_EXERCISE_
Output all the material that follows, exactly as given.
===
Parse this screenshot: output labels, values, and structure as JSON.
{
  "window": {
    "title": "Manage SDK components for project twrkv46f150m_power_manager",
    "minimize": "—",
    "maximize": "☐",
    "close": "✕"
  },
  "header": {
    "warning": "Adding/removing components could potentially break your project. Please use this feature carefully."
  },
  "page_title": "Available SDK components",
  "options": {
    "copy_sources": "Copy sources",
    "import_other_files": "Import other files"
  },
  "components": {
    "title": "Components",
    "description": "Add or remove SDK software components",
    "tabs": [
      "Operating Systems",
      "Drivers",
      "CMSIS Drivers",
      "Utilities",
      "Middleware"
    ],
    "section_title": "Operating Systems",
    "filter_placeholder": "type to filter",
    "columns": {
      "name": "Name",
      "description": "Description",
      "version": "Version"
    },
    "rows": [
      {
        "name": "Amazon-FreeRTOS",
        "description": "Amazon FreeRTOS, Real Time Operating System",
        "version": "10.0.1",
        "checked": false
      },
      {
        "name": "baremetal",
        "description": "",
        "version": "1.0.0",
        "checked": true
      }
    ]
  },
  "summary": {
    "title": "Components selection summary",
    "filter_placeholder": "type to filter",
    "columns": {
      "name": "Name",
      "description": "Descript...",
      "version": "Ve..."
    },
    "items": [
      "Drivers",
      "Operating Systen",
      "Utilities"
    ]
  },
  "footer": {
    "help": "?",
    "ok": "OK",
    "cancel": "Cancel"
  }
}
===
_RESULT_
Parse this screenshot: output labels, values, and structure as JSON.
{
  "window": {
    "title": "Manage SDK components for project twrkv46f150m_power_manager",
    "minimize": "—",
    "maximize": "☐",
    "close": "✕"
  },
  "header": {
    "warning": "Adding/removing components could potentially break your project. Please use this feature carefully."
  },
  "page_title": "Available SDK components",
  "options": {
    "copy_sources": "Copy sources",
    "import_other_files": "Import other files"
  },
  "components": {
    "title": "Components",
    "description": "Add or remove SDK software components",
    "tabs": [
      "Operating Systems",
      "Drivers",
      "CMSIS Drivers",
      "Utilities",
      "Middleware"
    ],
    "section_title": "Operating Systems",
    "filter_placeholder": "type to filter",
    "columns": {
      "name": "Name",
      "description": "Description",
      "version": "Version"
    },
    "rows": [
      {
        "name": "Amazon-FreeRTOS",
        "description": "Amazon FreeRTOS, Real Time Operating System",
        "version": "10.0.1",
        "checked": false
      },
      {
        "name": "baremetal",
        "description": "",
        "version": "1.0.0",
        "checked": true
      }
    ]
  },
  "summary": {
    "title": "Components selection summary",
    "filter_placeholder": "type to filter",
    "columns": {
      "name": "Name",
      "description": "Descript...",
      "version": "Ve..."
    },
    "items": [
      "Drivers",
      "Operating Systen",
      "Utilities"
    ]
  },
  "footer": {
    "help": "?",
    "ok": "OK",
    "cancel": "Cancel"
  }
}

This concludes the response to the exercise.